Begin Rows

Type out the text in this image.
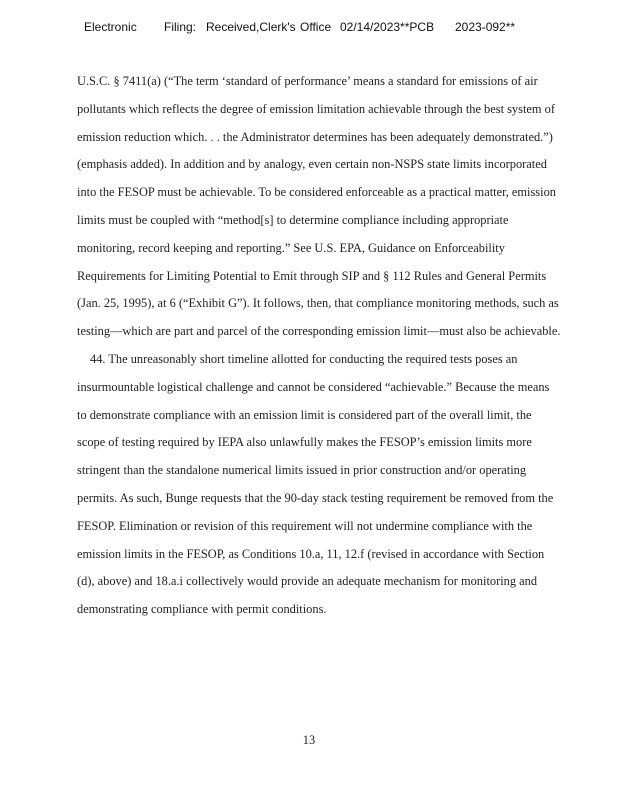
Electronic Filing: Received,Clerk's Office 02/14/2023**PCB 2023-092**
U.S.C. § 7411(a) (“The term ‘standard of performance’ means a standard for emissions of air
pollutants which reflects the degree of emission limitation achievable through the best system of
emission reduction which. . . the Administrator determines has been adequately demonstrated.”)
(emphasis added). In addition and by analogy, even certain non-NSPS state limits incorporated
into the FESOP must be achievable. To be considered enforceable as a practical matter, emission
limits must be coupled with “method[s] to determine compliance including appropriate
monitoring, record keeping and reporting.” See U.S. EPA, Guidance on Enforceability
Requirements for Limiting Potential to Emit through SIP and § 112 Rules and General Permits
(Jan. 25, 1995), at 6 (“Exhibit G”). It follows, then, that compliance monitoring methods, such as
testing—which are part and parcel of the corresponding emission limit—must also be achievable.
44. The unreasonably short timeline allotted for conducting the required tests poses an
insurmountable logistical challenge and cannot be considered “achievable.” Because the means
to demonstrate compliance with an emission limit is considered part of the overall limit, the
scope of testing required by IEPA also unlawfully makes the FESOP’s emission limits more
stringent than the standalone numerical limits issued in prior construction and/or operating
permits. As such, Bunge requests that the 90-day stack testing requirement be removed from the
FESOP. Elimination or revision of this requirement will not undermine compliance with the
emission limits in the FESOP, as Conditions 10.a, 11, 12.f (revised in accordance with Section
(d), above) and 18.a.i collectively would provide an adequate mechanism for monitoring and
demonstrating compliance with permit conditions.
13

End Rows

What the task asks:
Scan the listing above for the word "this" and show each line where it is found.

Reply:
Type out the text in this image.
FESOP. Elimination or revision of this requirement will not undermine compliance with the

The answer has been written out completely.